> **Required work**
Everything in the listing except the pictures should be written out exactly.

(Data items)
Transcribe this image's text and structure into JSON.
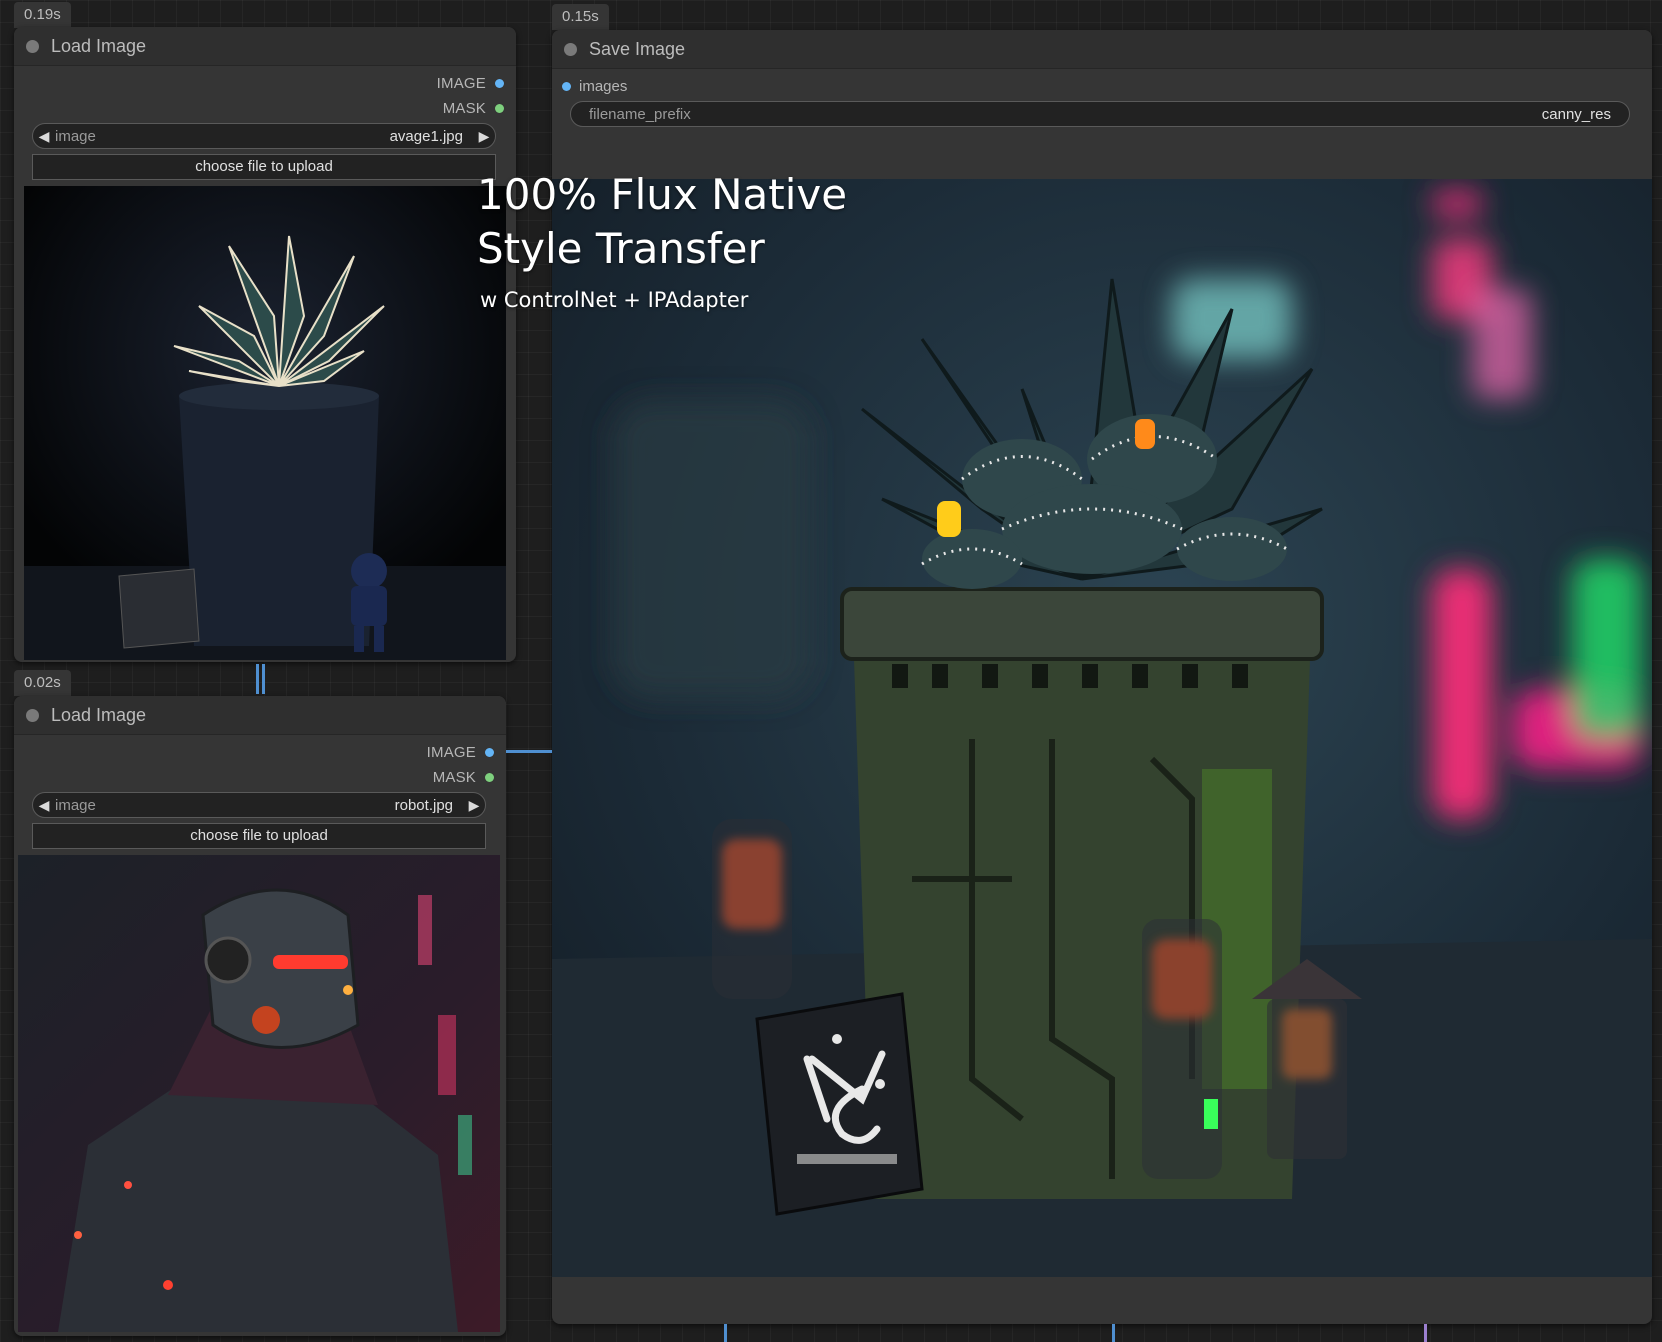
{
  "nodes": {
    "load1": {
      "time": "0.19s",
      "title": "Load Image",
      "outputs": [
        "IMAGE",
        "MASK"
      ],
      "image_label": "image",
      "image_value": "avage1.jpg",
      "upload_label": "choose file to upload"
    },
    "load2": {
      "time": "0.02s",
      "title": "Load Image",
      "outputs": [
        "IMAGE",
        "MASK"
      ],
      "image_label": "image",
      "image_value": "robot.jpg",
      "upload_label": "choose file to upload"
    },
    "save": {
      "time": "0.15s",
      "title": "Save Image",
      "input": "images",
      "prefix_label": "filename_prefix",
      "prefix_value": "canny_res"
    }
  },
  "overlay": {
    "line1": "100% Flux Native",
    "line2": "Style Transfer",
    "line3": "w ControlNet + IPAdapter"
  },
  "colors": {
    "image_socket": "#64b5f6",
    "mask_socket": "#7ed07e",
    "node_bg": "#353535"
  }
}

> **Reply to the exercise**
Transcribe this image's text and structure into JSON.
{
  "nodes": {
    "load1": {
      "time": "0.19s",
      "title": "Load Image",
      "outputs": [
        "IMAGE",
        "MASK"
      ],
      "image_label": "image",
      "image_value": "avage1.jpg",
      "upload_label": "choose file to upload"
    },
    "load2": {
      "time": "0.02s",
      "title": "Load Image",
      "outputs": [
        "IMAGE",
        "MASK"
      ],
      "image_label": "image",
      "image_value": "robot.jpg",
      "upload_label": "choose file to upload"
    },
    "save": {
      "time": "0.15s",
      "title": "Save Image",
      "input": "images",
      "prefix_label": "filename_prefix",
      "prefix_value": "canny_res"
    }
  },
  "overlay": {
    "line1": "100% Flux Native",
    "line2": "Style Transfer",
    "line3": "w ControlNet + IPAdapter"
  },
  "colors": {
    "image_socket": "#64b5f6",
    "mask_socket": "#7ed07e",
    "node_bg": "#353535"
  }
}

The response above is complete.